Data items
══════

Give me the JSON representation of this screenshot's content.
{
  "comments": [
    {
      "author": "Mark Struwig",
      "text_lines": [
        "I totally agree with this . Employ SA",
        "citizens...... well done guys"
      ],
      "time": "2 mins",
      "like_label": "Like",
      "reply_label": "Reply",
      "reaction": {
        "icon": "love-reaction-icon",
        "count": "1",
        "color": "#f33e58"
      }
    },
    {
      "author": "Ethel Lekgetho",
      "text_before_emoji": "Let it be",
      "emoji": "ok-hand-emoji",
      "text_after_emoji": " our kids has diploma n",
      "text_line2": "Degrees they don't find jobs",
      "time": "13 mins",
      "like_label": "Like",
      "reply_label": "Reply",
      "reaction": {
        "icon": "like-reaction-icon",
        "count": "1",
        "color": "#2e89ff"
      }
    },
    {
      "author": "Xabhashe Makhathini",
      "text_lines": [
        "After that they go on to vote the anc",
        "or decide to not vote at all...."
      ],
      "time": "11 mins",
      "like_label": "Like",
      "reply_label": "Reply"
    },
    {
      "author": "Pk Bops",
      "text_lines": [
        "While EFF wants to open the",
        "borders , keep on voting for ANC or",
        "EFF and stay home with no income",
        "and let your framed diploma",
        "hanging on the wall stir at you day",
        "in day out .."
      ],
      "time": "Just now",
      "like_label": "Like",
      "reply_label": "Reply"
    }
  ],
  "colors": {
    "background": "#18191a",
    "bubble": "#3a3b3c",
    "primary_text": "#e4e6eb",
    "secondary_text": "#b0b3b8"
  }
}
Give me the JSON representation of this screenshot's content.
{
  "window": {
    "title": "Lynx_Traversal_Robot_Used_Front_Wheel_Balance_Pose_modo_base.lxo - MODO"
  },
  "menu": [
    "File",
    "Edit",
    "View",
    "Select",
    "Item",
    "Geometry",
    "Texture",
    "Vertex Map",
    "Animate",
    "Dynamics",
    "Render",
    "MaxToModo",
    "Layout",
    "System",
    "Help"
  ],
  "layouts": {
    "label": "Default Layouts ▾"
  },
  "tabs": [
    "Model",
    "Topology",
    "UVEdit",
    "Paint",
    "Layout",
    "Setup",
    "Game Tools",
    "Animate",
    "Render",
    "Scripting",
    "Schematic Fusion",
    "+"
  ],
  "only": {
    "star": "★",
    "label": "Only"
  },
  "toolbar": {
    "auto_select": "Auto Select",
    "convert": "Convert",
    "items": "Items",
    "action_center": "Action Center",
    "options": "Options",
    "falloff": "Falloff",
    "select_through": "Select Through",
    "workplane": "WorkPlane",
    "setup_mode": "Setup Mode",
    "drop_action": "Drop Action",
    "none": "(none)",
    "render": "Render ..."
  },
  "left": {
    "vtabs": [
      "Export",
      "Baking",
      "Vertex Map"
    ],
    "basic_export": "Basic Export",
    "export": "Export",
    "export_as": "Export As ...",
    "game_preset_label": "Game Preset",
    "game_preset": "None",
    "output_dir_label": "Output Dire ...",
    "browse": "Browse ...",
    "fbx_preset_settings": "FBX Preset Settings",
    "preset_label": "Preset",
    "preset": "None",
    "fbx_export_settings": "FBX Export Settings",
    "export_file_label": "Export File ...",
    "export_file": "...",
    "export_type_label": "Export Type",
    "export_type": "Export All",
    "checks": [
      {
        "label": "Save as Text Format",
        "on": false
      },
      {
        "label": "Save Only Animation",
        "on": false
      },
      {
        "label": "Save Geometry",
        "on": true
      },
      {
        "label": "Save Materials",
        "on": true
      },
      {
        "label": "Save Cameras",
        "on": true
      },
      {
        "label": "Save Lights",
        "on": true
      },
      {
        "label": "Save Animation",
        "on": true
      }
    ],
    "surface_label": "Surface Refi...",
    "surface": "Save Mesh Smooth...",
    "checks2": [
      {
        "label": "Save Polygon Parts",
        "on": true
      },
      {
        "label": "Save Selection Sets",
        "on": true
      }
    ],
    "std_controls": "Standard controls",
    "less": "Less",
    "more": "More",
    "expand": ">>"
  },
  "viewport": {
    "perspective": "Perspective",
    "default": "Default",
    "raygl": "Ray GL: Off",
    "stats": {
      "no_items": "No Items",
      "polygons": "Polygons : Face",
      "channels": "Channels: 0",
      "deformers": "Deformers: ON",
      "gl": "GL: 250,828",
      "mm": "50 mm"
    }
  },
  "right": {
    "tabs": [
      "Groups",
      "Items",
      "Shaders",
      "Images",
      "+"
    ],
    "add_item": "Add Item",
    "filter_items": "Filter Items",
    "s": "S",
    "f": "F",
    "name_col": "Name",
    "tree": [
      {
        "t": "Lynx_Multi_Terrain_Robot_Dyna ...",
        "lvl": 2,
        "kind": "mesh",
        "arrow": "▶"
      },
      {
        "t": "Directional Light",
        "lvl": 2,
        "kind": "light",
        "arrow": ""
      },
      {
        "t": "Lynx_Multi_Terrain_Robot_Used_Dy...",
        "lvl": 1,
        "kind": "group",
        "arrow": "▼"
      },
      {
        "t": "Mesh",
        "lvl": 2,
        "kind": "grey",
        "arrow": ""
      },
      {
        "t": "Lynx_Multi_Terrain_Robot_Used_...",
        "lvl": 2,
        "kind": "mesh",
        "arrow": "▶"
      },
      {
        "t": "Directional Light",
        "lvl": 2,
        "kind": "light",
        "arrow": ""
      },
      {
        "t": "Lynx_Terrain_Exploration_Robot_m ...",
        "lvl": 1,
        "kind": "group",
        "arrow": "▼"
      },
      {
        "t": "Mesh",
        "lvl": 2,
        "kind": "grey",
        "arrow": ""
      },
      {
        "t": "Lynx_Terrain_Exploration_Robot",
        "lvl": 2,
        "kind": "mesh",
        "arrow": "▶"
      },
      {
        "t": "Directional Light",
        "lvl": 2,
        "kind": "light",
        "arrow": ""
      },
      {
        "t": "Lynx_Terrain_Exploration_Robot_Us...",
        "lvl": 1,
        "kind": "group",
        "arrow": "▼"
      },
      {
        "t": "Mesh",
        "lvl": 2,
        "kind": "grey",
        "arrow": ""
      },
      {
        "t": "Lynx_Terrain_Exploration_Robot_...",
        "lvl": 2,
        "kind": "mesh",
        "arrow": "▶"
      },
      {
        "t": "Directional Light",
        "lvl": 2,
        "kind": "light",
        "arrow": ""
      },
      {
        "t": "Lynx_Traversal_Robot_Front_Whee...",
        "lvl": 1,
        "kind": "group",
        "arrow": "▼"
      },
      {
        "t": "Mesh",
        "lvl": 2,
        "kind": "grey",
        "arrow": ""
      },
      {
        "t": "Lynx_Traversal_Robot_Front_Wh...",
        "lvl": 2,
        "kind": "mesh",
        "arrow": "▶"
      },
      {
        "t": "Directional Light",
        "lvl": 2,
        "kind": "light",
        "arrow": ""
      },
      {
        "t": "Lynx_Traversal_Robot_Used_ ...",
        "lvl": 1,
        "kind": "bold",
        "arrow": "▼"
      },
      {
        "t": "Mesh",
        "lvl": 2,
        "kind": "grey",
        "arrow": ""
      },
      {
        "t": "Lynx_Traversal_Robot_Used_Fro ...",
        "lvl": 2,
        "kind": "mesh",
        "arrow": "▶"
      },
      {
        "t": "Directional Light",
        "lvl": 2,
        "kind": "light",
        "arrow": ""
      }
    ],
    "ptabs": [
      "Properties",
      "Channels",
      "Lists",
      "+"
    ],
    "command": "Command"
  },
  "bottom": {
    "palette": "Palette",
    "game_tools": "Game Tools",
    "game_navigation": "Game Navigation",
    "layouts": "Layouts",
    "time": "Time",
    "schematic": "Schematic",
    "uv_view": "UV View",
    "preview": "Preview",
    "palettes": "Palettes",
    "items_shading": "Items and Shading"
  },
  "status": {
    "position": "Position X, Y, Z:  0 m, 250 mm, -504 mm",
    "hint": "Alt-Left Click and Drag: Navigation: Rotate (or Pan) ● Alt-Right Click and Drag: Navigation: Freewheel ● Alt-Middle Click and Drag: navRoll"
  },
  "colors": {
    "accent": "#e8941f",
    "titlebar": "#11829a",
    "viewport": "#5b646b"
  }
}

══════

In the entries above, find every line holding the word "Schematic" and copy it out.

    "Schematic Fusion",
    "schematic": "Schematic",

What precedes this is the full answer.